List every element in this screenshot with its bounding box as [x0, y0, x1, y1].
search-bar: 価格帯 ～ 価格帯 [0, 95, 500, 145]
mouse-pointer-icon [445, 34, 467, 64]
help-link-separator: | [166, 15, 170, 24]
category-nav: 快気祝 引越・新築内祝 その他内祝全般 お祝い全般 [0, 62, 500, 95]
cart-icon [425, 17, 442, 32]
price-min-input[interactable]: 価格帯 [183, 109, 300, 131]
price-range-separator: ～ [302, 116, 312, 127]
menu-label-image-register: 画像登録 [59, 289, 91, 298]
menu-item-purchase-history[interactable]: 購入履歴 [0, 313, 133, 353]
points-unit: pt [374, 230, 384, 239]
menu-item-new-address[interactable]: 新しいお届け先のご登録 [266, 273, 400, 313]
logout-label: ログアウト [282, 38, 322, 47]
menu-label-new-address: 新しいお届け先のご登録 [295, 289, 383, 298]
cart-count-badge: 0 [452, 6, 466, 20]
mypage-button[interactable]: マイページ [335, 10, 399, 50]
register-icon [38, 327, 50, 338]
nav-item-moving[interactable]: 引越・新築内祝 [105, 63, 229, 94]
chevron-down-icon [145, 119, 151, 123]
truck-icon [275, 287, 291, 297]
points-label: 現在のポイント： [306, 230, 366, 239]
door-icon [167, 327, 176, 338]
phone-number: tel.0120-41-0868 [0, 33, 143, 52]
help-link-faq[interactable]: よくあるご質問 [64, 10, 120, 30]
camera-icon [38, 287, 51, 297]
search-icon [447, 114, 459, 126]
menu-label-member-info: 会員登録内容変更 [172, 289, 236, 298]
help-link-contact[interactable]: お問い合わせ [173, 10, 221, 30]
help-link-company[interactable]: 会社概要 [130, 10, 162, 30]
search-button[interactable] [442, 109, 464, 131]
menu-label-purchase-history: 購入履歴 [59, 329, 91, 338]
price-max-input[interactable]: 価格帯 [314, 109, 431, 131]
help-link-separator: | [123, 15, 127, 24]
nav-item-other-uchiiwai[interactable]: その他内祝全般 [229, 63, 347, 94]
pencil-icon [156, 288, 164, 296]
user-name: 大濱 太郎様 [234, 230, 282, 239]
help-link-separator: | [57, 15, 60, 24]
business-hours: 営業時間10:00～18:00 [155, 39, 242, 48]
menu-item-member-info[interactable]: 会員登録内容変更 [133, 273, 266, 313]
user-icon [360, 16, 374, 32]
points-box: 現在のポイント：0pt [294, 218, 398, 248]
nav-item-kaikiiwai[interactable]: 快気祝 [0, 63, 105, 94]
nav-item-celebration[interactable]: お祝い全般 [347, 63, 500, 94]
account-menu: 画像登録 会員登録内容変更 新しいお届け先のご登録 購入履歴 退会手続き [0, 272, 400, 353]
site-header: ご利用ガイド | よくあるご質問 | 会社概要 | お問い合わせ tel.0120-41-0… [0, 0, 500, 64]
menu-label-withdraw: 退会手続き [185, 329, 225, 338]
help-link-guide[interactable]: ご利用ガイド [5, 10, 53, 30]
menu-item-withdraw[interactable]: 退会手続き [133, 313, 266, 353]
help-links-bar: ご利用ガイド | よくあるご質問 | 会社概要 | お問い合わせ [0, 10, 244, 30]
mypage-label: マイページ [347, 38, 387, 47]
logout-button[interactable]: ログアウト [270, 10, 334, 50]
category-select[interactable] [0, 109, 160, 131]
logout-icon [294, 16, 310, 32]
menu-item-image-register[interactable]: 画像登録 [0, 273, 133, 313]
━━━━━━━━━━
> **TASK BRIEF**:
Reproduce every line of the records above word for word.

> **REPLY TO THE EXERCISE**:
List every element in this screenshot with its bounding box as [x0, y0, x1, y1].
search-bar: 価格帯 ～ 価格帯 [0, 95, 500, 145]
mouse-pointer-icon [445, 34, 467, 64]
help-link-separator: | [166, 15, 170, 24]
category-nav: 快気祝 引越・新築内祝 その他内祝全般 お祝い全般 [0, 62, 500, 95]
cart-icon [425, 17, 442, 32]
price-min-input[interactable]: 価格帯 [183, 109, 300, 131]
price-range-separator: ～ [302, 116, 312, 127]
menu-label-image-register: 画像登録 [59, 289, 91, 298]
menu-item-purchase-history[interactable]: 購入履歴 [0, 313, 133, 353]
points-unit: pt [374, 230, 384, 239]
menu-item-new-address[interactable]: 新しいお届け先のご登録 [266, 273, 400, 313]
logout-label: ログアウト [282, 38, 322, 47]
menu-label-new-address: 新しいお届け先のご登録 [295, 289, 383, 298]
cart-count-badge: 0 [452, 6, 466, 20]
mypage-button[interactable]: マイページ [335, 10, 399, 50]
register-icon [38, 327, 50, 338]
nav-item-moving[interactable]: 引越・新築内祝 [105, 63, 229, 94]
chevron-down-icon [145, 119, 151, 123]
truck-icon [275, 287, 291, 297]
points-label: 現在のポイント： [306, 230, 366, 239]
door-icon [167, 327, 176, 338]
phone-number: tel.0120-41-0868 [0, 33, 143, 52]
help-link-faq[interactable]: よくあるご質問 [64, 10, 120, 30]
camera-icon [38, 287, 51, 297]
search-icon [447, 114, 459, 126]
menu-label-member-info: 会員登録内容変更 [172, 289, 236, 298]
help-link-contact[interactable]: お問い合わせ [173, 10, 221, 30]
help-link-company[interactable]: 会社概要 [130, 10, 162, 30]
search-button[interactable] [442, 109, 464, 131]
menu-label-purchase-history: 購入履歴 [59, 329, 91, 338]
price-max-input[interactable]: 価格帯 [314, 109, 431, 131]
help-link-separator: | [123, 15, 127, 24]
nav-item-other-uchiiwai[interactable]: その他内祝全般 [229, 63, 347, 94]
pencil-icon [156, 288, 164, 296]
user-name: 大濱 太郎様 [234, 230, 282, 239]
help-link-separator: | [57, 15, 60, 24]
business-hours: 営業時間10:00～18:00 [155, 39, 242, 48]
menu-item-member-info[interactable]: 会員登録内容変更 [133, 273, 266, 313]
user-icon [360, 16, 374, 32]
points-box: 現在のポイント：0pt [294, 218, 398, 248]
nav-item-kaikiiwai[interactable]: 快気祝 [0, 63, 105, 94]
nav-item-celebration[interactable]: お祝い全般 [347, 63, 500, 94]
account-menu: 画像登録 会員登録内容変更 新しいお届け先のご登録 購入履歴 退会手続き [0, 272, 400, 353]
site-header: ご利用ガイド | よくあるご質問 | 会社概要 | お問い合わせ tel.0120-41-0… [0, 0, 500, 64]
menu-label-withdraw: 退会手続き [185, 329, 225, 338]
help-link-guide[interactable]: ご利用ガイド [5, 10, 53, 30]
menu-item-withdraw[interactable]: 退会手続き [133, 313, 266, 353]
help-links-bar: ご利用ガイド | よくあるご質問 | 会社概要 | お問い合わせ [0, 10, 244, 30]
mypage-label: マイページ [347, 38, 387, 47]
logout-button[interactable]: ログアウト [270, 10, 334, 50]
category-select[interactable] [0, 109, 160, 131]
logout-icon [294, 16, 310, 32]
menu-item-image-register[interactable]: 画像登録 [0, 273, 133, 313]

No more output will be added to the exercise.